§ **EXERCISE GOAL**: Transcribe the records below exactly.

§ **Dataset records**:
◆ ◆ ◆

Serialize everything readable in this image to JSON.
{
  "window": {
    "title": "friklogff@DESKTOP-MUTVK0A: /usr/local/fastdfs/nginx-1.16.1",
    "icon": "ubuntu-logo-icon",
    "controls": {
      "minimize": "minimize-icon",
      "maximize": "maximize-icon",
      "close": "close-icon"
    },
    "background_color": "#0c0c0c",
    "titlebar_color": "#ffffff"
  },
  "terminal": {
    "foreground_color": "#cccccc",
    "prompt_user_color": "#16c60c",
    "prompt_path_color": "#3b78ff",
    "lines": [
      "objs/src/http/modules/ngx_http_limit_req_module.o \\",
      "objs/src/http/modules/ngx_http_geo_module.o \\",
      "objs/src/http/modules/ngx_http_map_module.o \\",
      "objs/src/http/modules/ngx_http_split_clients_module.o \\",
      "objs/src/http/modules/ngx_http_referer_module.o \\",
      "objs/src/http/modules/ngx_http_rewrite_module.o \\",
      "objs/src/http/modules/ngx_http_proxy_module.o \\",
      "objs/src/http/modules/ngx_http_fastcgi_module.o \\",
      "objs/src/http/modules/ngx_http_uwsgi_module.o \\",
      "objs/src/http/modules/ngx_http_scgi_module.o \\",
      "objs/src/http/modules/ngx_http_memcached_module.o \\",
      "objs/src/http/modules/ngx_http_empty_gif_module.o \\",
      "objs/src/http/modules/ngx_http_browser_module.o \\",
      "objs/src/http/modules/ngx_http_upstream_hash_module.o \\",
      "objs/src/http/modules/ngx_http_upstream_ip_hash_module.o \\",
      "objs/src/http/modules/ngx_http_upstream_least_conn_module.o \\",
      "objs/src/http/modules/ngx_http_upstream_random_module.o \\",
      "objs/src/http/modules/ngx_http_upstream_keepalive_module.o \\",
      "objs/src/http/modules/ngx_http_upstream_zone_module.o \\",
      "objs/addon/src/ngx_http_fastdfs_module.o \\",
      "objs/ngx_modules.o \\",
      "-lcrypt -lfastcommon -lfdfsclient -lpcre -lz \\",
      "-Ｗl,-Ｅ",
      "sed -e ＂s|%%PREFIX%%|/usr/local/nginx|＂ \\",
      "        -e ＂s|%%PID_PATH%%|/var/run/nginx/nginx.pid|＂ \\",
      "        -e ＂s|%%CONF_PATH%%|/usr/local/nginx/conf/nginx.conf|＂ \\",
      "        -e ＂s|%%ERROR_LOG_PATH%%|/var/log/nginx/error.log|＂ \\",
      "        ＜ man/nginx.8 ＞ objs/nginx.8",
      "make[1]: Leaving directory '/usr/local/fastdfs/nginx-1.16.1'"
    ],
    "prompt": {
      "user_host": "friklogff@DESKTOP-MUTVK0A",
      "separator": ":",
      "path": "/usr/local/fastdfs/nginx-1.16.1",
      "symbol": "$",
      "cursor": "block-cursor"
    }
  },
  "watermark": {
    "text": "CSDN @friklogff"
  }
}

◆ ◆ ◆

§ **EXERCISE ANSWER**:
Serialize everything readable in this image to JSON.
{
  "window": {
    "title": "friklogff@DESKTOP-MUTVK0A: /usr/local/fastdfs/nginx-1.16.1",
    "icon": "ubuntu-logo-icon",
    "controls": {
      "minimize": "minimize-icon",
      "maximize": "maximize-icon",
      "close": "close-icon"
    },
    "background_color": "#0c0c0c",
    "titlebar_color": "#ffffff"
  },
  "terminal": {
    "foreground_color": "#cccccc",
    "prompt_user_color": "#16c60c",
    "prompt_path_color": "#3b78ff",
    "lines": [
      "objs/src/http/modules/ngx_http_limit_req_module.o \\",
      "objs/src/http/modules/ngx_http_geo_module.o \\",
      "objs/src/http/modules/ngx_http_map_module.o \\",
      "objs/src/http/modules/ngx_http_split_clients_module.o \\",
      "objs/src/http/modules/ngx_http_referer_module.o \\",
      "objs/src/http/modules/ngx_http_rewrite_module.o \\",
      "objs/src/http/modules/ngx_http_proxy_module.o \\",
      "objs/src/http/modules/ngx_http_fastcgi_module.o \\",
      "objs/src/http/modules/ngx_http_uwsgi_module.o \\",
      "objs/src/http/modules/ngx_http_scgi_module.o \\",
      "objs/src/http/modules/ngx_http_memcached_module.o \\",
      "objs/src/http/modules/ngx_http_empty_gif_module.o \\",
      "objs/src/http/modules/ngx_http_browser_module.o \\",
      "objs/src/http/modules/ngx_http_upstream_hash_module.o \\",
      "objs/src/http/modules/ngx_http_upstream_ip_hash_module.o \\",
      "objs/src/http/modules/ngx_http_upstream_least_conn_module.o \\",
      "objs/src/http/modules/ngx_http_upstream_random_module.o \\",
      "objs/src/http/modules/ngx_http_upstream_keepalive_module.o \\",
      "objs/src/http/modules/ngx_http_upstream_zone_module.o \\",
      "objs/addon/src/ngx_http_fastdfs_module.o \\",
      "objs/ngx_modules.o \\",
      "-lcrypt -lfastcommon -lfdfsclient -lpcre -lz \\",
      "-Ｗl,-Ｅ",
      "sed -e ＂s|%%PREFIX%%|/usr/local/nginx|＂ \\",
      "        -e ＂s|%%PID_PATH%%|/var/run/nginx/nginx.pid|＂ \\",
      "        -e ＂s|%%CONF_PATH%%|/usr/local/nginx/conf/nginx.conf|＂ \\",
      "        -e ＂s|%%ERROR_LOG_PATH%%|/var/log/nginx/error.log|＂ \\",
      "        ＜ man/nginx.8 ＞ objs/nginx.8",
      "make[1]: Leaving directory '/usr/local/fastdfs/nginx-1.16.1'"
    ],
    "prompt": {
      "user_host": "friklogff@DESKTOP-MUTVK0A",
      "separator": ":",
      "path": "/usr/local/fastdfs/nginx-1.16.1",
      "symbol": "$",
      "cursor": "block-cursor"
    }
  },
  "watermark": {
    "text": "CSDN @friklogff"
  }
}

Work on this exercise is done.